=== Quellenauszug ===

4 Sterne für ein fachlich sehr gutes Buch, (dass gestalterisch nicht überzeugen konnte.)
Rezension von Stefan Wichmann über den Titel »Schrift. Wahl und Mischung«
Redaktioneller Hinweis: Das Buch wurde mir kostenlos zur Verfügung gestellt.
Buchbeschreibung:
In sehr großer Schrift führt der Klappentext zur Frage aus, welche Schrift die Richtige für ein Projekte sein möge und was eine Schrift mitbringen müsste. Etwas kleiner werden die Autoren vorgestellt. Die Haptik des Buches ungewöhnlich, wobei die Schwere durch das große Format bedingt ist und beim Aufklappen große Weißflächen auffallen.
Meine Meinung
Das Cover ist veredelt, mit gelber gut lesbarer Schrift die leicht nach links aufstrebt. Die Haptik ist gut und außergewöhnlich.
Allein das Register besteht aus mehreren Abschnitten. 16 Seiten (vollständige 8 Blatt) nehmen das Stichwortverzeichnis auf, 12 Seiten die Angaben zur Schrift und 8 Seiten den Bildnachweis. Zum Inhalt und zur Gestaltung ist vieles anzuführen.
Enthalten sind Fachbegriffe, die entweder erläutert werden oder sich aus dem Inhalt erschließen, auch wenn aus meiner Sicht »specimens« auch gleich mit dem Wort »Probe« beschrieben werden könnte. Dies mag ein wichtiger Fachbegriff sein, der jedoch für Einsteiger eher Fragen aufwirft. Ebenso verhält es sich mit weiteren Kleinigkeiten. Beispielsweise wird zwar das Thema Barrierefreiheit angerissen, jedoch finde ich persönlich die Definition nicht ausreichend gefasst.
Barrierefrei heißt meines Erachtens und im Zusammenhang mit Schrift und somit mit Texten, dass diese derart gestaltet werden, dass sie für alle ohne fremde Hilfe zugänglich sind. Da viele Überschriften in gelb auf hellem Grund und somit kaum lesbar dargestellt sind, sehe ich hier einen Schwachpunkt. Ebenso führten unscharfe, weichgezeichnete Beispiele wie auf Seite 140 zur Frage, warum diese Darstellung gewählt wurde. Hellgraue Schrift auf weißem Grund wie auf Seite 179 fiel eher negativ auf. Und da das Thema »Barrierefreiheit auf »Leichte Sprache« verweist, war für mich z.B. das Wort »verunklärt« unpassend.
Auch irritieren wechselnde Schriftgrößen, wie beispielsweise auf Seite 128 oder Seite 328. So ist im Fließtext ein Literaturhinweis eingefügt, der durch einen Absatz vom eigentlichen Fachtext abgetrennt ist und den Lesefluss stört. Anzumerken auch die Kapiteleinleitungen, die den Eindruck hinterlassen, das Buch ist für Seheingeschränkte geschrieben, während der Fachtext dann wieder in sehr viel kleinerer (üblicher) Schrift gesetzt ist und unterbrochen wird von extrem großen Lettern wie auf Seite 348, die das Auge eher ablenken, denn führen. Hier sei auch der eklatante Schriftgrößenunterschied bei der fachlich gut aufbereiteten »Anatomie der Buchstaben« im Anhang genannt.

=== Datensatz ===

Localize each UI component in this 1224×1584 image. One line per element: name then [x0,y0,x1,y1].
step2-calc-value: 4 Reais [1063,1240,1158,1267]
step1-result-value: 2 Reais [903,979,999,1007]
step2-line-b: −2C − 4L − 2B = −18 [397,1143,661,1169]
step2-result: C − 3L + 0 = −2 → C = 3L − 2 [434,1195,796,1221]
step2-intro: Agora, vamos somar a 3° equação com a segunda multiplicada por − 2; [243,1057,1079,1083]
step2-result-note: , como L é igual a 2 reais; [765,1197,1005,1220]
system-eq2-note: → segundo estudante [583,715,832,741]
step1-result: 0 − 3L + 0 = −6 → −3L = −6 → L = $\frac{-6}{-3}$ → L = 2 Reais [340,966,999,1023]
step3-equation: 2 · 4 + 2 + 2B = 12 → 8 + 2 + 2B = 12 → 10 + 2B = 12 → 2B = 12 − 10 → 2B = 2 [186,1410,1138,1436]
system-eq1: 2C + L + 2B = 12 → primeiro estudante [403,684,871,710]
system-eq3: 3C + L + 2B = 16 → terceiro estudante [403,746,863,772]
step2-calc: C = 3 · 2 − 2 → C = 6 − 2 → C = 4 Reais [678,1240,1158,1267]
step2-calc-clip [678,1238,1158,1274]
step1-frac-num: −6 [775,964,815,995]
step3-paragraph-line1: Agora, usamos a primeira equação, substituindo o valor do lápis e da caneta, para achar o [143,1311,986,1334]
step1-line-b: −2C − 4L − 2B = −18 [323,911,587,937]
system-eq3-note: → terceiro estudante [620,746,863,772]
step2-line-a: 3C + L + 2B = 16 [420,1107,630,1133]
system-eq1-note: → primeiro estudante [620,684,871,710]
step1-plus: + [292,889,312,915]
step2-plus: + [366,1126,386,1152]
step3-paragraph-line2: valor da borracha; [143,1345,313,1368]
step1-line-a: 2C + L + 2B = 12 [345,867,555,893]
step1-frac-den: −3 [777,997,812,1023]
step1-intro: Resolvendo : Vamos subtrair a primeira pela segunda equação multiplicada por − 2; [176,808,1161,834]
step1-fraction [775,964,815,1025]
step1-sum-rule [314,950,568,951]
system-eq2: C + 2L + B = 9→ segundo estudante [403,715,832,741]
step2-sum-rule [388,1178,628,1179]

===

- **Zu bearbeiten**
a: Geben Sie den Abschnitt der Rezension von „Rezension von Stefan“ bis einschließlich „große Weißflächen auffallen.“ wortgetreu wieder.
b: Prüfen Sie anhand der Rezension, ob die folgenden Aussagen zutreffen. Antworten Sie jeweils mit Ja oder Nein und zitieren Sie die entscheidenden Worte der Rezension wörtlich: (i) Das Stichwortverzeichnis nimmt 16 Seiten ein. (ii) Der Bildnachweis umfasst 12 Seiten. (iii) Die Schrift auf dem Cover ist gelb.
c: Setzen Sie die Rezension des Buches »Schrift. Wahl und Mischung« im Anschluss an ihren letzten Satz fort.

- **Lösungen der Aufgaben**
a:
Rezension von Stefan Wichmann über den Titel »Schrift. Wahl und Mischung«
Redaktioneller Hinweis: Das Buch wurde mir kostenlos zur Verfügung gestellt.
Buchbeschreibung:
In sehr großer Schrift führt der Klappentext zur Frage aus, welche Schrift die Richtige für ein Projekte sein möge und was eine Schrift mitbringen müsste. Etwas kleiner werden die Autoren vorgestellt. Die Haptik des Buches ungewöhnlich, wobei die Schwere durch das große Format bedingt ist und beim Aufklappen große Weißflächen auffallen.

b:
(i) Ja: „16 Seiten (vollständige 8 Blatt) nehmen das Stichwortverzeichnis auf“
(ii) Nein: „12 Seiten die Angaben zur Schrift und 8 Seiten den Bildnachweis“
(iii) Ja: „mit gelber gut lesbarer Schrift“

c:
Seite 182 zeigt ein Beispiel der Titelseiten der Times von 1932 vor und nach einem Redesign und ließ mich als Rezensent etwas ratlos zurück: Eine Doppelseite mit kleinem Nutzen, wobei ich dann doch zurückblätterte auf Seite 178 und am Überlegen war, ob diese platzraubende Darstellung wirklich notwendig ist, um das Gespür des Lesers für Schrift zu schärfen oder ob es besser wäre weniger Seiten mit kleineren Beispielen, weniger weißen Flächen und somit weniger Gewicht und Produktionskosten auf den Markt zu bringen.
Doch damit schon genug der negativen Eindrücke in der Darstellung, denn das Buch erläutert sehr gut und ausführlich sogar mögliche Fallstricke lizenzrechtlicher Art, mögliche Gefahren beim Einsatz kostenloser Fonts und geht sogar der Frage nach, ob es ethisch vertretbar ist, die Schriftfamilie eines Verbrechers zu nutzen und wie mit diesem Thema in der Vergangenheit umgegangen wurde. Auf der anderen Seite werden die »Spätfolgen« eines Freefonts nur angedeutet aber nicht ausgeführt, doch das Buch handelt ja auch von Schrift, der Auswahl und professioneller Mischung. An dieser Stelle ist der Überlegung nachzugehen, wann welche Schrift einzusetzen ist. Betrachtet wird Typografie und somit werden Grundlagen geschaffen, um nicht blind Vorgaben zu folgen, sondern selbst werten und bewerten zu können. Welchen Charakter sollte eine Schrift im jeweiligen Einsatz haben? Wie sollten Schriften kombiniert werden in verschiedenen Kontexten? So hilft das Buch fachlich. Sei es durch Tabellen, die Einsatzmöglichkeiten, Schriftkompositionen und vieles mehr aufzeigen.
Ebook und Print
Das Werk wird als Printbuch und eBook, allerdings dann lediglich als PDF-Datei angeboten und das aus gutem Grund! Schließlich werden auch viele Bilder dargestellt, Grafiken und Schriftzüge. Dies umzusetzen würde wohl ein eBook im Format ePub2 überfordern und das Format ePub3 bedingen, was jedoch nicht von allen eBookreadern unterstützt wird.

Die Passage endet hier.